#### Exercise requirements:
Verbatim output of all the material below is required.
## BEGIN Supplied entries
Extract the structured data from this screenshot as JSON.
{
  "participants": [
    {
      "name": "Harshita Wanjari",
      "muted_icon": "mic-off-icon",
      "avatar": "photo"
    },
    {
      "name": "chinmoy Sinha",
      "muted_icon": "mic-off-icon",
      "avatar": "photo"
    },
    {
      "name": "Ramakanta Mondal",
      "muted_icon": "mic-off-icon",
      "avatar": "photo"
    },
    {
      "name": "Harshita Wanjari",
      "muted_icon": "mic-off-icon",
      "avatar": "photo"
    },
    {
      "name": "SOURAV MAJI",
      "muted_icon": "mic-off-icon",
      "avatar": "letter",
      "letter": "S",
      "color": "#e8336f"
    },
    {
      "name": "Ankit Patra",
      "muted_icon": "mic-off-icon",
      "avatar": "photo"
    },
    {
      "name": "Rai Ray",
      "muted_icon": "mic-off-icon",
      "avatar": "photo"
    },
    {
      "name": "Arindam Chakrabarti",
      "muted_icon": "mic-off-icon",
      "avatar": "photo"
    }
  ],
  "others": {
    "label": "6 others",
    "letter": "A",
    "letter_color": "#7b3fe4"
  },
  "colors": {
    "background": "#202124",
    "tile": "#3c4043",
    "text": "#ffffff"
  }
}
## END Supplied entries
#### Solution:
Extract the structured data from this screenshot as JSON.
{
  "participants": [
    {
      "name": "Harshita Wanjari",
      "muted_icon": "mic-off-icon",
      "avatar": "photo"
    },
    {
      "name": "chinmoy Sinha",
      "muted_icon": "mic-off-icon",
      "avatar": "photo"
    },
    {
      "name": "Ramakanta Mondal",
      "muted_icon": "mic-off-icon",
      "avatar": "photo"
    },
    {
      "name": "Harshita Wanjari",
      "muted_icon": "mic-off-icon",
      "avatar": "photo"
    },
    {
      "name": "SOURAV MAJI",
      "muted_icon": "mic-off-icon",
      "avatar": "letter",
      "letter": "S",
      "color": "#e8336f"
    },
    {
      "name": "Ankit Patra",
      "muted_icon": "mic-off-icon",
      "avatar": "photo"
    },
    {
      "name": "Rai Ray",
      "muted_icon": "mic-off-icon",
      "avatar": "photo"
    },
    {
      "name": "Arindam Chakrabarti",
      "muted_icon": "mic-off-icon",
      "avatar": "photo"
    }
  ],
  "others": {
    "label": "6 others",
    "letter": "A",
    "letter_color": "#7b3fe4"
  },
  "colors": {
    "background": "#202124",
    "tile": "#3c4043",
    "text": "#ffffff"
  }
}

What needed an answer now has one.